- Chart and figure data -
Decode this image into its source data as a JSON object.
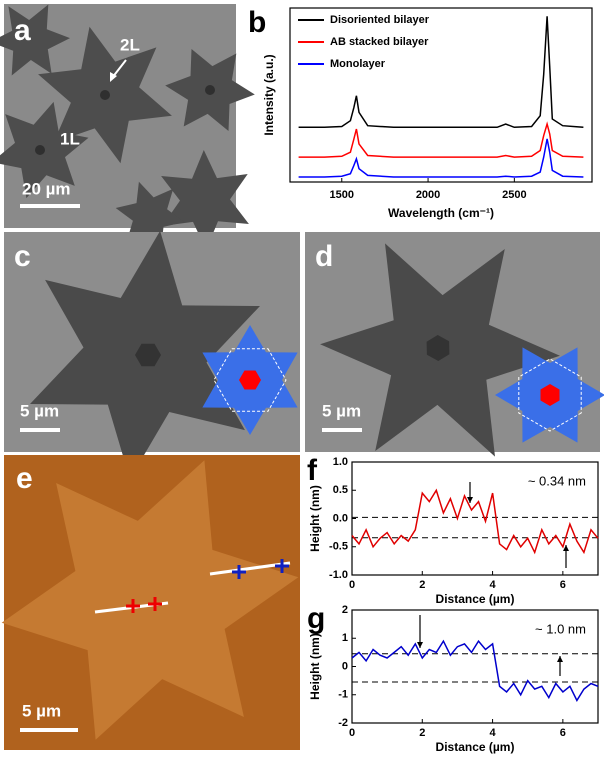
{
  "panels": {
    "a": {
      "label": "a",
      "annotations": [
        "2L",
        "1L"
      ],
      "scale_bar": "20 µm"
    },
    "b": {
      "label": "b"
    },
    "c": {
      "label": "c",
      "scale_bar": "5 µm"
    },
    "d": {
      "label": "d",
      "scale_bar": "5 µm"
    },
    "e": {
      "label": "e",
      "scale_bar": "5 µm"
    },
    "f": {
      "label": "f"
    },
    "g": {
      "label": "g"
    }
  },
  "chart_data": [
    {
      "type": "line",
      "xlabel": "Wavelength (cm⁻¹)",
      "ylabel": "Intensity (a.u.)",
      "x": [
        1250,
        1400,
        1500,
        1550,
        1570,
        1585,
        1600,
        1650,
        1800,
        2000,
        2200,
        2400,
        2450,
        2500,
        2600,
        2650,
        2670,
        2690,
        2705,
        2720,
        2780,
        2900
      ],
      "series": [
        {
          "name": "Disoriented bilayer",
          "color": "#000000",
          "values": [
            3.3,
            3.3,
            3.35,
            3.7,
            4.5,
            5.2,
            4.2,
            3.4,
            3.3,
            3.3,
            3.3,
            3.3,
            3.5,
            3.3,
            3.35,
            4.0,
            6.5,
            10.0,
            7.0,
            3.8,
            3.4,
            3.3
          ]
        },
        {
          "name": "AB stacked bilayer",
          "color": "#ff0000",
          "values": [
            1.5,
            1.5,
            1.55,
            1.8,
            2.6,
            3.2,
            2.3,
            1.6,
            1.5,
            1.5,
            1.5,
            1.5,
            1.6,
            1.5,
            1.55,
            1.9,
            2.8,
            3.5,
            2.9,
            1.9,
            1.55,
            1.5
          ]
        },
        {
          "name": "Monolayer",
          "color": "#0000ff",
          "values": [
            0.3,
            0.3,
            0.35,
            0.5,
            1.0,
            1.4,
            0.8,
            0.4,
            0.3,
            0.3,
            0.3,
            0.3,
            0.35,
            0.3,
            0.35,
            0.6,
            1.5,
            2.6,
            1.8,
            0.7,
            0.35,
            0.3
          ]
        }
      ],
      "xlim": [
        1200,
        2950
      ],
      "xticks": [
        1500,
        2000,
        2500
      ],
      "ylim": [
        0,
        10.5
      ],
      "legend": "upper left"
    },
    {
      "type": "line",
      "xlabel": "Distance (µm)",
      "ylabel": "Height (nm)",
      "annotation": "~ 0.34 nm",
      "x": [
        0,
        0.2,
        0.4,
        0.6,
        0.8,
        1.0,
        1.2,
        1.4,
        1.6,
        1.8,
        2.0,
        2.2,
        2.4,
        2.6,
        2.8,
        3.0,
        3.2,
        3.4,
        3.6,
        3.8,
        4.0,
        4.2,
        4.4,
        4.6,
        4.8,
        5.0,
        5.2,
        5.4,
        5.6,
        5.8,
        6.0,
        6.2,
        6.4,
        6.6,
        6.8,
        7.0
      ],
      "series": [
        {
          "color": "#e00000",
          "values": [
            -0.3,
            -0.45,
            -0.2,
            -0.5,
            -0.35,
            -0.25,
            -0.45,
            -0.3,
            -0.4,
            -0.2,
            0.45,
            0.3,
            0.5,
            0.1,
            0.35,
            0.0,
            0.4,
            0.15,
            0.3,
            -0.05,
            0.45,
            -0.45,
            -0.55,
            -0.3,
            -0.5,
            -0.35,
            -0.6,
            -0.2,
            -0.45,
            -0.3,
            -0.5,
            -0.1,
            -0.4,
            -0.6,
            -0.2,
            -0.35
          ]
        }
      ],
      "reference_lines": [
        0.02,
        -0.34
      ],
      "xlim": [
        0,
        7
      ],
      "xticks": [
        0,
        2,
        4,
        6
      ],
      "ylim": [
        -1,
        1
      ],
      "yticks": [
        {
          "value": 1.0,
          "label": "1.0"
        },
        0.5,
        {
          "value": 0,
          "label": "0.0"
        },
        -0.5,
        {
          "value": -1.0,
          "label": "-1.0"
        }
      ]
    },
    {
      "type": "line",
      "xlabel": "Distance (µm)",
      "ylabel": "Height (nm)",
      "annotation": "~ 1.0 nm",
      "x": [
        0,
        0.2,
        0.4,
        0.6,
        0.8,
        1.0,
        1.2,
        1.4,
        1.6,
        1.8,
        2.0,
        2.2,
        2.4,
        2.6,
        2.8,
        3.0,
        3.2,
        3.4,
        3.6,
        3.8,
        4.0,
        4.2,
        4.4,
        4.6,
        4.8,
        5.0,
        5.2,
        5.4,
        5.6,
        5.8,
        6.0,
        6.2,
        6.4,
        6.6,
        6.8,
        7.0
      ],
      "series": [
        {
          "color": "#0000cc",
          "values": [
            0.3,
            0.5,
            0.2,
            0.6,
            0.4,
            0.3,
            0.5,
            0.7,
            0.4,
            0.8,
            0.3,
            0.6,
            0.5,
            0.9,
            0.4,
            0.7,
            0.8,
            0.5,
            0.9,
            0.6,
            0.8,
            -0.7,
            -0.9,
            -0.6,
            -1.0,
            -0.5,
            -0.8,
            -0.7,
            -1.1,
            -0.6,
            -0.9,
            -0.7,
            -1.2,
            -0.8,
            -0.6,
            -0.7
          ]
        }
      ],
      "reference_lines": [
        0.45,
        -0.55
      ],
      "xlim": [
        0,
        7
      ],
      "xticks": [
        0,
        2,
        4,
        6
      ],
      "ylim": [
        -2,
        2
      ],
      "yticks": [
        2,
        1,
        0,
        -1,
        -2
      ]
    }
  ]
}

- What you will do -
Quote the material exactly. Pictures stay out.

- Output of the task -
Decode this image into its source data as a JSON object.
{
  "panels": {
    "a": {
      "label": "a",
      "annotations": [
        "2L",
        "1L"
      ],
      "scale_bar": "20 µm"
    },
    "b": {
      "label": "b"
    },
    "c": {
      "label": "c",
      "scale_bar": "5 µm"
    },
    "d": {
      "label": "d",
      "scale_bar": "5 µm"
    },
    "e": {
      "label": "e",
      "scale_bar": "5 µm"
    },
    "f": {
      "label": "f"
    },
    "g": {
      "label": "g"
    }
  },
  "chart_data": [
    {
      "type": "line",
      "xlabel": "Wavelength (cm⁻¹)",
      "ylabel": "Intensity (a.u.)",
      "x": [
        1250,
        1400,
        1500,
        1550,
        1570,
        1585,
        1600,
        1650,
        1800,
        2000,
        2200,
        2400,
        2450,
        2500,
        2600,
        2650,
        2670,
        2690,
        2705,
        2720,
        2780,
        2900
      ],
      "series": [
        {
          "name": "Disoriented bilayer",
          "color": "#000000",
          "values": [
            3.3,
            3.3,
            3.35,
            3.7,
            4.5,
            5.2,
            4.2,
            3.4,
            3.3,
            3.3,
            3.3,
            3.3,
            3.5,
            3.3,
            3.35,
            4.0,
            6.5,
            10.0,
            7.0,
            3.8,
            3.4,
            3.3
          ]
        },
        {
          "name": "AB stacked bilayer",
          "color": "#ff0000",
          "values": [
            1.5,
            1.5,
            1.55,
            1.8,
            2.6,
            3.2,
            2.3,
            1.6,
            1.5,
            1.5,
            1.5,
            1.5,
            1.6,
            1.5,
            1.55,
            1.9,
            2.8,
            3.5,
            2.9,
            1.9,
            1.55,
            1.5
          ]
        },
        {
          "name": "Monolayer",
          "color": "#0000ff",
          "values": [
            0.3,
            0.3,
            0.35,
            0.5,
            1.0,
            1.4,
            0.8,
            0.4,
            0.3,
            0.3,
            0.3,
            0.3,
            0.35,
            0.3,
            0.35,
            0.6,
            1.5,
            2.6,
            1.8,
            0.7,
            0.35,
            0.3
          ]
        }
      ],
      "xlim": [
        1200,
        2950
      ],
      "xticks": [
        1500,
        2000,
        2500
      ],
      "ylim": [
        0,
        10.5
      ],
      "legend": "upper left"
    },
    {
      "type": "line",
      "xlabel": "Distance (µm)",
      "ylabel": "Height (nm)",
      "annotation": "~ 0.34 nm",
      "x": [
        0,
        0.2,
        0.4,
        0.6,
        0.8,
        1.0,
        1.2,
        1.4,
        1.6,
        1.8,
        2.0,
        2.2,
        2.4,
        2.6,
        2.8,
        3.0,
        3.2,
        3.4,
        3.6,
        3.8,
        4.0,
        4.2,
        4.4,
        4.6,
        4.8,
        5.0,
        5.2,
        5.4,
        5.6,
        5.8,
        6.0,
        6.2,
        6.4,
        6.6,
        6.8,
        7.0
      ],
      "series": [
        {
          "color": "#e00000",
          "values": [
            -0.3,
            -0.45,
            -0.2,
            -0.5,
            -0.35,
            -0.25,
            -0.45,
            -0.3,
            -0.4,
            -0.2,
            0.45,
            0.3,
            0.5,
            0.1,
            0.35,
            0.0,
            0.4,
            0.15,
            0.3,
            -0.05,
            0.45,
            -0.45,
            -0.55,
            -0.3,
            -0.5,
            -0.35,
            -0.6,
            -0.2,
            -0.45,
            -0.3,
            -0.5,
            -0.1,
            -0.4,
            -0.6,
            -0.2,
            -0.35
          ]
        }
      ],
      "reference_lines": [
        0.02,
        -0.34
      ],
      "xlim": [
        0,
        7
      ],
      "xticks": [
        0,
        2,
        4,
        6
      ],
      "ylim": [
        -1,
        1
      ],
      "yticks": [
        {
          "value": 1.0,
          "label": "1.0"
        },
        0.5,
        {
          "value": 0,
          "label": "0.0"
        },
        -0.5,
        {
          "value": -1.0,
          "label": "-1.0"
        }
      ]
    },
    {
      "type": "line",
      "xlabel": "Distance (µm)",
      "ylabel": "Height (nm)",
      "annotation": "~ 1.0 nm",
      "x": [
        0,
        0.2,
        0.4,
        0.6,
        0.8,
        1.0,
        1.2,
        1.4,
        1.6,
        1.8,
        2.0,
        2.2,
        2.4,
        2.6,
        2.8,
        3.0,
        3.2,
        3.4,
        3.6,
        3.8,
        4.0,
        4.2,
        4.4,
        4.6,
        4.8,
        5.0,
        5.2,
        5.4,
        5.6,
        5.8,
        6.0,
        6.2,
        6.4,
        6.6,
        6.8,
        7.0
      ],
      "series": [
        {
          "color": "#0000cc",
          "values": [
            0.3,
            0.5,
            0.2,
            0.6,
            0.4,
            0.3,
            0.5,
            0.7,
            0.4,
            0.8,
            0.3,
            0.6,
            0.5,
            0.9,
            0.4,
            0.7,
            0.8,
            0.5,
            0.9,
            0.6,
            0.8,
            -0.7,
            -0.9,
            -0.6,
            -1.0,
            -0.5,
            -0.8,
            -0.7,
            -1.1,
            -0.6,
            -0.9,
            -0.7,
            -1.2,
            -0.8,
            -0.6,
            -0.7
          ]
        }
      ],
      "reference_lines": [
        0.45,
        -0.55
      ],
      "xlim": [
        0,
        7
      ],
      "xticks": [
        0,
        2,
        4,
        6
      ],
      "ylim": [
        -2,
        2
      ],
      "yticks": [
        2,
        1,
        0,
        -1,
        -2
      ]
    }
  ]
}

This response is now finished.